### Задание
Перепишите слово в слово строки: начните со строки, в которой есть «delete-button[interactable]: ✕ delete», и закончите строкой, в которой есть «search-description-input[interactable] (355, 112, 509, 130)».

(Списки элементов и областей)
------------------------------------------------------------------------

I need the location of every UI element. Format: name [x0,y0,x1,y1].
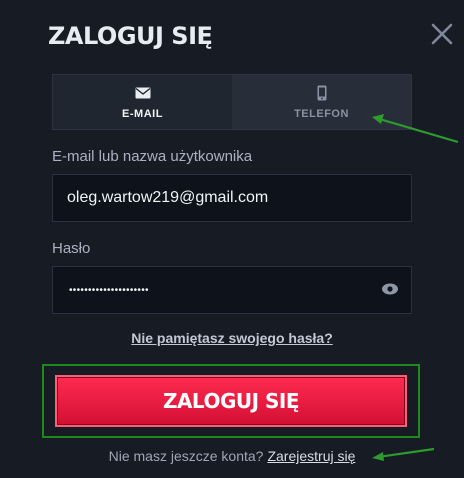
tab-email[interactable]: E-MAIL [53,75,232,129]
phone-icon [317,84,327,102]
tab-phone-label: TELEFON [294,108,349,120]
password-masked-value: ••••••••••••••••••••• [69,284,149,296]
password-field[interactable]: ••••••••••••••••••••• [52,266,412,314]
login-method-tabs: E-MAIL TELEFON [52,74,412,130]
forgot-password-link[interactable]: Nie pamiętasz swojego hasła? [0,330,464,346]
email-label: E-mail lub nazwa użytkownika [52,148,253,165]
tab-email-label: E-MAIL [122,108,163,120]
close-icon[interactable] [430,22,454,46]
annotation-arrow-phone-tab [372,114,459,144]
email-field[interactable] [53,174,411,222]
login-button-highlight: ZALOGUJ SIĘ [42,364,420,438]
password-label: Hasło [52,240,91,257]
login-button[interactable]: ZALOGUJ SIĘ [55,375,407,427]
register-link[interactable]: Zarejestruj się [267,448,355,464]
register-prompt-text: Nie masz jeszcze konta? [108,448,264,464]
envelope-icon [135,84,151,102]
login-modal: ZALOGUJ SIĘ E-MAIL TELEFON E-mail lub na… [0,0,464,478]
eye-icon[interactable] [381,282,399,301]
modal-title: ZALOGUJ SIĘ [48,22,213,50]
email-field-box [52,174,412,222]
annotation-arrow-register [372,447,435,461]
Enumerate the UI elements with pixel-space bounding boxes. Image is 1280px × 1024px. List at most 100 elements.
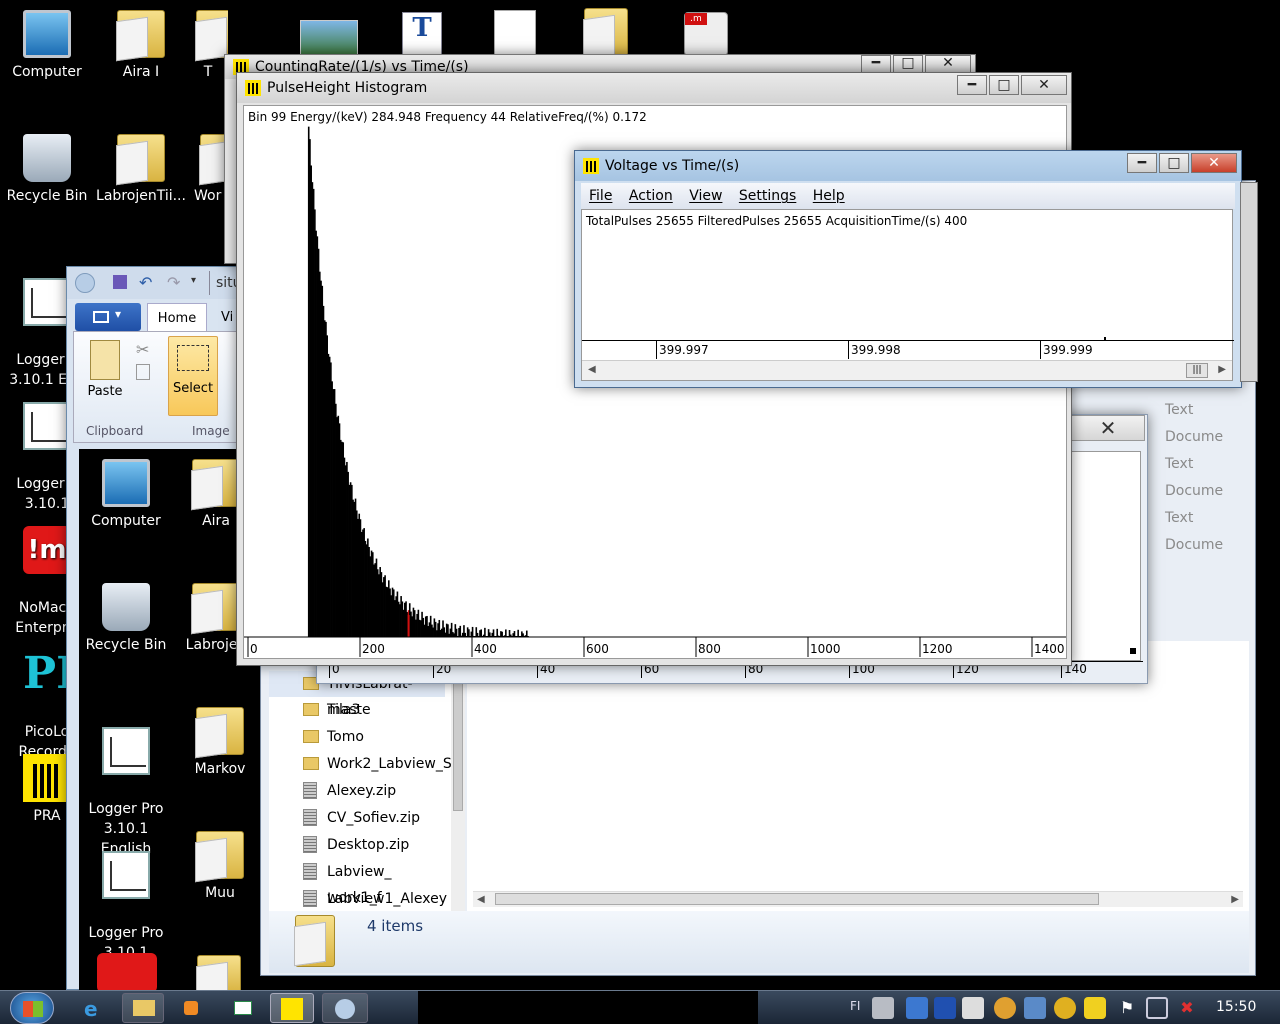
canvas-icon-label: Computer xyxy=(91,513,161,529)
x-tick-label: 1000 xyxy=(810,642,841,656)
list-item[interactable]: Labview1_Alexey xyxy=(269,886,447,911)
scrollbar-thumb[interactable]: ||| xyxy=(1186,363,1208,378)
scroll-left-icon[interactable]: ◀ xyxy=(588,364,596,375)
undo-icon[interactable]: ↶ xyxy=(139,273,152,292)
document-icon[interactable] xyxy=(494,10,536,56)
list-item[interactable]: Tomo xyxy=(269,724,364,750)
customize-quick-access-icon[interactable]: ▾ xyxy=(191,275,196,286)
tray-app-icon[interactable] xyxy=(934,997,956,1019)
close-icon[interactable]: ✕ xyxy=(1071,415,1145,441)
voltage-plot[interactable]: TotalPulses 25655 FilteredPulses 25655 A… xyxy=(581,209,1234,381)
menu-file[interactable]: File xyxy=(589,188,612,204)
menu-settings[interactable]: Settings xyxy=(739,188,796,204)
tab-home[interactable]: Home xyxy=(147,303,207,333)
save-icon[interactable] xyxy=(113,275,127,289)
minimize-button[interactable]: ━ xyxy=(957,75,987,95)
taskbar-ie[interactable]: e xyxy=(74,993,116,1023)
flag-icon[interactable]: ⚑ xyxy=(1116,997,1138,1019)
list-item[interactable]: Desktop.zip xyxy=(269,832,409,858)
picolog-icon: PL xyxy=(23,648,88,699)
taskbar-explorer[interactable] xyxy=(122,993,164,1023)
close-button[interactable]: ✕ xyxy=(1021,75,1067,95)
clock[interactable]: 15:50 xyxy=(1216,999,1256,1015)
maximize-button[interactable]: □ xyxy=(1159,153,1189,173)
menu-view[interactable]: View xyxy=(689,188,722,204)
maximize-button[interactable]: □ xyxy=(893,55,923,73)
list-item[interactable]: Alexey.zip xyxy=(269,778,396,804)
logger-pro-icon xyxy=(23,402,71,450)
x-tick-label: 399.997 xyxy=(656,341,709,359)
tray-app-icon[interactable] xyxy=(906,997,928,1019)
select-button[interactable]: Select xyxy=(168,336,218,416)
list-item-label: Tomo xyxy=(327,729,364,745)
chevron-down-icon: ▾ xyxy=(115,307,122,321)
taskbar-media[interactable] xyxy=(170,993,212,1023)
desktop-icon-labrojen[interactable]: LabrojenTii... xyxy=(94,134,188,206)
volume-muted-icon[interactable]: ✖ xyxy=(1176,997,1198,1019)
voltage-titlebar[interactable]: Voltage vs Time/(s) ━ □ ✕ xyxy=(575,151,1241,181)
cut-icon[interactable]: ✂ xyxy=(136,340,149,359)
zip-folder-icon[interactable] xyxy=(584,8,628,56)
minimize-button[interactable]: ━ xyxy=(1127,153,1157,173)
list-item[interactable]: CV_Sofiev.zip xyxy=(269,805,420,831)
folder-icon xyxy=(303,730,319,743)
monitor-icon[interactable] xyxy=(1146,997,1168,1019)
taskbar-paint[interactable] xyxy=(322,993,368,1023)
folder-icon xyxy=(303,757,319,770)
list-item[interactable]: Tila3 xyxy=(269,697,360,723)
pra-app-icon xyxy=(583,158,599,174)
taskbar-pra[interactable] xyxy=(270,993,314,1023)
histogram-ticks: 0 200 400 600 800 1000 1200 1400 xyxy=(247,637,1065,657)
desktop-icon-label: Recycle Bin xyxy=(6,188,88,204)
close-button[interactable]: ✕ xyxy=(1191,153,1237,173)
copy-icon[interactable] xyxy=(136,364,150,380)
tray-app-icon[interactable] xyxy=(962,997,984,1019)
network-icon[interactable] xyxy=(1024,997,1046,1019)
desktop-icon-t[interactable]: T xyxy=(188,10,228,82)
keyboard-icon[interactable] xyxy=(872,997,894,1019)
folder-icon xyxy=(197,955,241,991)
window-title: Voltage vs Time/(s) xyxy=(605,158,740,174)
scrollbar-thumb[interactable] xyxy=(495,893,1099,905)
voltage-window[interactable]: Voltage vs Time/(s) ━ □ ✕ File Action Vi… xyxy=(574,150,1242,388)
histogram-titlebar[interactable]: PulseHeight Histogram ━ □ ✕ xyxy=(237,73,1071,103)
voltage-scrollbar[interactable]: ◀ ||| ▶ xyxy=(582,360,1232,380)
minimize-button[interactable]: ━ xyxy=(861,55,891,73)
scroll-right-icon[interactable]: ▶ xyxy=(1218,364,1226,375)
list-item[interactable]: Work2_Labview_S xyxy=(269,751,452,777)
menu-help[interactable]: Help xyxy=(813,188,845,204)
scroll-right-icon[interactable]: ▶ xyxy=(1231,894,1239,905)
desktop-icon-aira[interactable]: Aira I xyxy=(94,10,188,82)
close-button[interactable]: ✕ xyxy=(925,55,971,73)
nomachine-icon xyxy=(97,953,157,991)
desktop-icon-computer[interactable]: Computer xyxy=(0,10,94,82)
tray-app-icon[interactable] xyxy=(1054,997,1076,1019)
paint-icon xyxy=(335,999,355,1019)
list-item-label: Desktop.zip xyxy=(327,837,410,853)
desktop-icon-label: T xyxy=(203,64,213,80)
tray-app-icon[interactable] xyxy=(994,997,1016,1019)
tex-file-icon[interactable]: T xyxy=(402,12,442,56)
language-indicator[interactable]: FI xyxy=(850,999,860,1013)
redo-icon[interactable]: ↷ xyxy=(167,273,180,292)
start-button[interactable] xyxy=(10,992,54,1024)
desktop-icon-recycle-bin[interactable]: Recycle Bin xyxy=(0,134,94,206)
list-item[interactable]: Labview_ work1_f xyxy=(269,859,445,906)
paint-app-icon[interactable] xyxy=(75,273,95,293)
paint-menu-button[interactable]: ▾ xyxy=(75,303,141,331)
maximize-button[interactable]: □ xyxy=(989,75,1019,95)
paste-button[interactable]: Paste xyxy=(82,338,128,418)
scroll-left-icon[interactable]: ◀ xyxy=(477,894,485,905)
nav-scrollbar[interactable] xyxy=(451,671,465,911)
horizontal-scrollbar[interactable]: ◀ ▶ xyxy=(473,891,1243,907)
scrollbar-thumb[interactable] xyxy=(453,681,463,811)
image-file-icon[interactable] xyxy=(300,20,358,56)
taskbar-app[interactable] xyxy=(222,993,264,1023)
x-tick-label: 400 xyxy=(474,642,497,656)
taskbar-redacted xyxy=(418,991,758,1024)
explorer-details-pane: 4 items xyxy=(269,911,1249,973)
tray-app-icon[interactable] xyxy=(1084,997,1106,1019)
matlab-file-icon[interactable]: .m xyxy=(684,12,728,56)
hidden-window-edge xyxy=(1240,182,1258,382)
menu-action[interactable]: Action xyxy=(629,188,673,204)
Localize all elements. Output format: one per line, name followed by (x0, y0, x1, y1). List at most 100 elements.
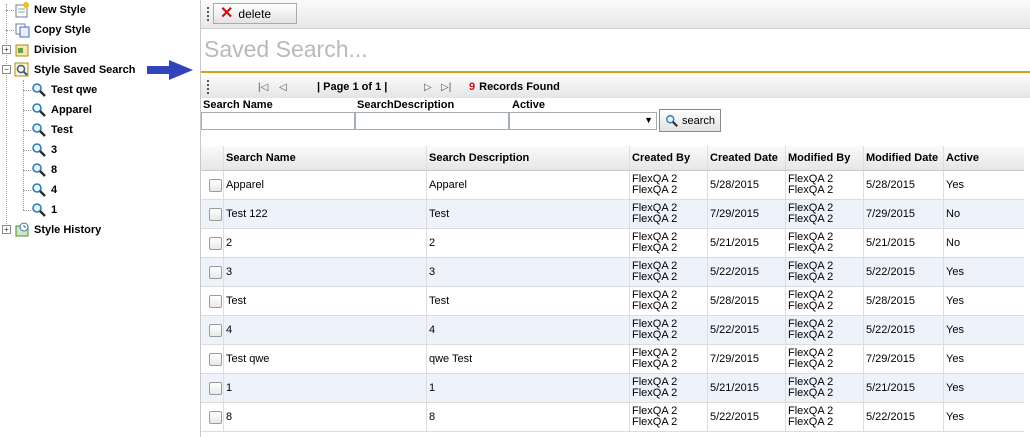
delete-button[interactable]: ✕ delete (213, 3, 297, 24)
active-select[interactable]: ▼ (509, 112, 657, 130)
column-header[interactable]: Created By (630, 146, 708, 170)
last-page-icon[interactable]: ▷| (441, 82, 451, 93)
magnifier-icon (32, 143, 46, 157)
tree-item-saved-search[interactable]: 4 (23, 181, 57, 199)
user-name: FlexQA 2 (788, 271, 834, 283)
active-cell: No (946, 208, 961, 220)
search-description-input[interactable] (355, 112, 509, 130)
user-name: FlexQA 2 (788, 300, 834, 312)
created-by-cell: FlexQA 2 FlexQA 2 (630, 316, 708, 344)
row-checkbox[interactable] (209, 294, 222, 308)
tree-item-copy-style[interactable]: Copy Style (6, 21, 91, 39)
delete-icon: ✕ (220, 4, 234, 22)
tree-item-saved-search[interactable]: 8 (23, 161, 57, 179)
prev-page-icon[interactable]: ◁ (279, 82, 287, 93)
collapse-icon[interactable]: − (2, 65, 11, 74)
created-date-cell: 5/22/2015 (708, 403, 786, 431)
select-cell (201, 287, 224, 315)
tree-item-saved-search[interactable]: 1 (23, 201, 57, 219)
next-page-icon[interactable]: ▷ (424, 82, 432, 93)
user-name: FlexQA 2 (632, 271, 678, 283)
created-by-cell: FlexQA 2 FlexQA 2 (630, 229, 708, 257)
modified-by-cell: FlexQA 2 FlexQA 2 (786, 171, 864, 199)
search-name-cell: 1 (224, 374, 427, 402)
tree-item-label: 1 (51, 204, 58, 216)
table-row[interactable]: 3 3 FlexQA 2 FlexQA 2 5/22/2015 FlexQA 2 FlexQ… (201, 258, 1024, 287)
records-count: 9 (469, 81, 476, 93)
table-row[interactable]: 8 8 FlexQA 2 FlexQA 2 5/22/2015 FlexQA 2 FlexQ… (201, 403, 1024, 432)
magnifier-icon (32, 163, 46, 177)
tree-item-division[interactable]: Division (14, 41, 77, 59)
table-row[interactable]: Test 122 Test FlexQA 2 FlexQA 2 7/29/2015 Fle… (201, 200, 1024, 229)
row-checkbox[interactable] (209, 236, 222, 250)
magnifier-icon (32, 183, 46, 197)
row-checkbox[interactable] (209, 410, 222, 424)
records-text: Records Found (479, 81, 560, 93)
created-date-cell: 5/22/2015 (708, 316, 786, 344)
created-by-cell: FlexQA 2 FlexQA 2 (630, 403, 708, 431)
search-name-input[interactable] (201, 112, 355, 130)
tree-item-style-saved-search[interactable]: Style Saved Search (14, 61, 136, 79)
select-cell (201, 229, 224, 257)
modified-by-cell: FlexQA 2 FlexQA 2 (786, 200, 864, 228)
select-cell (201, 374, 224, 402)
modified-date-cell: 7/29/2015 (864, 200, 944, 228)
created-by-cell: FlexQA 2 FlexQA 2 (630, 171, 708, 199)
active-cell: Yes (946, 353, 964, 365)
tree-item-label: Copy Style (34, 24, 91, 36)
user-name: FlexQA 2 (788, 358, 834, 370)
toolbar-grip-icon[interactable] (207, 7, 209, 21)
modified-by-cell: FlexQA 2 FlexQA 2 (786, 345, 864, 373)
search-name-cell: 8 (224, 403, 427, 431)
modified-by-cell: FlexQA 2 FlexQA 2 (786, 229, 864, 257)
row-checkbox[interactable] (209, 207, 222, 221)
row-checkbox[interactable] (209, 265, 222, 279)
main-panel: ✕ delete Saved Search... |◁ ◁ | Page 1 o… (201, 0, 1030, 437)
user-name: FlexQA 2 (632, 416, 678, 428)
user-name: FlexQA 2 (788, 416, 834, 428)
search-description-cell: 2 (427, 229, 630, 257)
tree-item-new-style[interactable]: New Style (6, 1, 86, 19)
select-cell (201, 200, 224, 228)
tree-item-style-history[interactable]: Style History (14, 221, 101, 239)
table-row[interactable]: 1 1 FlexQA 2 FlexQA 2 5/21/2015 FlexQA 2 FlexQ… (201, 374, 1024, 403)
column-header[interactable]: Modified By (786, 146, 864, 170)
row-checkbox[interactable] (209, 352, 222, 366)
table-row[interactable]: Test Test FlexQA 2 FlexQA 2 5/28/2015 FlexQA … (201, 287, 1024, 316)
column-header[interactable]: Search Name (224, 146, 427, 170)
row-checkbox[interactable] (209, 178, 222, 192)
search-name-cell: Test (224, 287, 427, 315)
chevron-down-icon: ▼ (644, 115, 653, 125)
tree-item-label: Division (34, 44, 77, 56)
modified-by-cell: FlexQA 2 FlexQA 2 (786, 403, 864, 431)
table-row[interactable]: 2 2 FlexQA 2 FlexQA 2 5/21/2015 FlexQA 2 FlexQ… (201, 229, 1024, 258)
row-checkbox[interactable] (209, 323, 222, 337)
table-row[interactable]: 4 4 FlexQA 2 FlexQA 2 5/22/2015 FlexQA 2 FlexQ… (201, 316, 1024, 345)
active-cell: Yes (946, 411, 964, 423)
expand-icon[interactable]: + (2, 225, 11, 234)
table-row[interactable]: Test qwe qwe Test FlexQA 2 FlexQA 2 7/29/201… (201, 345, 1024, 374)
tree-item-saved-search[interactable]: Test qwe (23, 81, 97, 99)
select-cell (201, 171, 224, 199)
created-by-cell: FlexQA 2 FlexQA 2 (630, 200, 708, 228)
tree-item-label: Test (51, 124, 73, 136)
modified-date-cell: 5/22/2015 (864, 403, 944, 431)
pager-grip-icon[interactable] (207, 80, 209, 94)
tree-item-saved-search[interactable]: Test (23, 121, 73, 139)
search-button[interactable]: search (659, 109, 721, 132)
search-button-label: search (682, 114, 716, 127)
active-cell: No (946, 237, 961, 249)
tree-item-saved-search[interactable]: 3 (23, 141, 57, 159)
tree-item-label: Apparel (51, 104, 92, 116)
column-header[interactable]: Created Date (708, 146, 786, 170)
column-header[interactable]: Search Description (427, 146, 630, 170)
column-header[interactable]: Modified Date (864, 146, 944, 170)
expand-icon[interactable]: + (2, 45, 11, 54)
first-page-icon[interactable]: |◁ (258, 82, 268, 93)
navigation-tree: New Style Copy Style + Division − Style … (0, 0, 200, 437)
column-header[interactable]: Active (944, 146, 1024, 170)
row-checkbox[interactable] (209, 381, 222, 395)
table-row[interactable]: Apparel Apparel FlexQA 2 FlexQA 2 5/28/2015 F… (201, 171, 1024, 200)
page-info: | Page 1 of 1 | (317, 81, 388, 93)
tree-item-saved-search[interactable]: Apparel (23, 101, 92, 119)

------------------------------------------------------------------------

### Результат
delete-button[interactable]: ✕ delete (213, 3, 297, 24)
active-select[interactable]: ▼ (509, 112, 657, 130)
column-header[interactable]: Created By (630, 146, 708, 170)
last-page-icon[interactable]: ▷| (441, 82, 451, 93)
magnifier-icon (32, 143, 46, 157)
tree-item-saved-search[interactable]: 4 (23, 181, 57, 199)
user-name: FlexQA 2 (788, 271, 834, 283)
active-cell: No (946, 208, 961, 220)
search-description-input[interactable] (355, 112, 509, 130)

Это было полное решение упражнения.